Saved data entries
:::

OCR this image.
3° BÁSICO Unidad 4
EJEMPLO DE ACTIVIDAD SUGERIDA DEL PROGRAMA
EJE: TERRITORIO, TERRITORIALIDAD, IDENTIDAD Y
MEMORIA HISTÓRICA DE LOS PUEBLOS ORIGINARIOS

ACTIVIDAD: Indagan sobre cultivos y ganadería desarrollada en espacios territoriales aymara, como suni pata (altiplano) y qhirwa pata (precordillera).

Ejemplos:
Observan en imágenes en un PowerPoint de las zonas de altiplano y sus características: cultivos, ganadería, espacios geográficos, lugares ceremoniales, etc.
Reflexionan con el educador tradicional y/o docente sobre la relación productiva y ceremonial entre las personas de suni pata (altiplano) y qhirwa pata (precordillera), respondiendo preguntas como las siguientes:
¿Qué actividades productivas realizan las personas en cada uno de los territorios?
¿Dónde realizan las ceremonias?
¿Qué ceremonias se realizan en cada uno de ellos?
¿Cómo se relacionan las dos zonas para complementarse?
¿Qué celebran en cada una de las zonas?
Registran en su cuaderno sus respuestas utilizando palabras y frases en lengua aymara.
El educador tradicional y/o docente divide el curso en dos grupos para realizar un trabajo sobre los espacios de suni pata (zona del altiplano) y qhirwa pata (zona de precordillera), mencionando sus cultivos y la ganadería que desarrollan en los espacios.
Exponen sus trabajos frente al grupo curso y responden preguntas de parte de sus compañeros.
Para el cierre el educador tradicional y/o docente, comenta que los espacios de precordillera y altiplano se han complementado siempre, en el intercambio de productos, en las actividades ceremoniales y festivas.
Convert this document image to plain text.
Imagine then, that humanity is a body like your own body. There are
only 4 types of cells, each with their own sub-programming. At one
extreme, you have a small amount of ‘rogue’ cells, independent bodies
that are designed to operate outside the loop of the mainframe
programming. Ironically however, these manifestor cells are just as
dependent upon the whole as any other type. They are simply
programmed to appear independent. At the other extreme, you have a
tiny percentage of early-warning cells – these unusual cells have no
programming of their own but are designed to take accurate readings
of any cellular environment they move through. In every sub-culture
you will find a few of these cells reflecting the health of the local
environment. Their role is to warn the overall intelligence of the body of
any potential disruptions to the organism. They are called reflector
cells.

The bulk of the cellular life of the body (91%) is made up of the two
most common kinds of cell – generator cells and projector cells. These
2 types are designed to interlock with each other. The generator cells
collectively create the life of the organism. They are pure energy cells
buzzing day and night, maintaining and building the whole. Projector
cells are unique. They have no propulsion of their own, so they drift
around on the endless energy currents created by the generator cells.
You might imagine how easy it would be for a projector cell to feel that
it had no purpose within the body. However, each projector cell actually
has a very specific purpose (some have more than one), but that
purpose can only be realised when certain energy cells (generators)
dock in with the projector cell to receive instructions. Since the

:::

[Work order] Each record must be output exactly, with none omitted.

[Response to this exercise]
OCR this image.
3° BÁSICO Unidad 4
EJEMPLO DE ACTIVIDAD SUGERIDA DEL PROGRAMA
EJE: TERRITORIO, TERRITORIALIDAD, IDENTIDAD Y
MEMORIA HISTÓRICA DE LOS PUEBLOS ORIGINARIOS

ACTIVIDAD: Indagan sobre cultivos y ganadería desarrollada en espacios territoriales aymara, como suni pata (altiplano) y qhirwa pata (precordillera).

Ejemplos:
Observan en imágenes en un PowerPoint de las zonas de altiplano y sus características: cultivos, ganadería, espacios geográficos, lugares ceremoniales, etc.
Reflexionan con el educador tradicional y/o docente sobre la relación productiva y ceremonial entre las personas de suni pata (altiplano) y qhirwa pata (precordillera), respondiendo preguntas como las siguientes:
¿Qué actividades productivas realizan las personas en cada uno de los territorios?
¿Dónde realizan las ceremonias?
¿Qué ceremonias se realizan en cada uno de ellos?
¿Cómo se relacionan las dos zonas para complementarse?
¿Qué celebran en cada una de las zonas?
Registran en su cuaderno sus respuestas utilizando palabras y frases en lengua aymara.
El educador tradicional y/o docente divide el curso en dos grupos para realizar un trabajo sobre los espacios de suni pata (zona del altiplano) y qhirwa pata (zona de precordillera), mencionando sus cultivos y la ganadería que desarrollan en los espacios.
Exponen sus trabajos frente al grupo curso y responden preguntas de parte de sus compañeros.
Para el cierre el educador tradicional y/o docente, comenta que los espacios de precordillera y altiplano se han complementado siempre, en el intercambio de productos, en las actividades ceremoniales y festivas.
Convert this document image to plain text.
Imagine then, that humanity is a body like your own body. There are
only 4 types of cells, each with their own sub-programming. At one
extreme, you have a small amount of ‘rogue’ cells, independent bodies
that are designed to operate outside the loop of the mainframe
programming. Ironically however, these manifestor cells are just as
dependent upon the whole as any other type. They are simply
programmed to appear independent. At the other extreme, you have a
tiny percentage of early-warning cells – these unusual cells have no
programming of their own but are designed to take accurate readings
of any cellular environment they move through. In every sub-culture
you will find a few of these cells reflecting the health of the local
environment. Their role is to warn the overall intelligence of the body of
any potential disruptions to the organism. They are called reflector
cells.

The bulk of the cellular life of the body (91%) is made up of the two
most common kinds of cell – generator cells and projector cells. These
2 types are designed to interlock with each other. The generator cells
collectively create the life of the organism. They are pure energy cells
buzzing day and night, maintaining and building the whole. Projector
cells are unique. They have no propulsion of their own, so they drift
around on the endless energy currents created by the generator cells.
You might imagine how easy it would be for a projector cell to feel that
it had no purpose within the body. However, each projector cell actually
has a very specific purpose (some have more than one), but that
purpose can only be realised when certain energy cells (generators)
dock in with the projector cell to receive instructions. Since the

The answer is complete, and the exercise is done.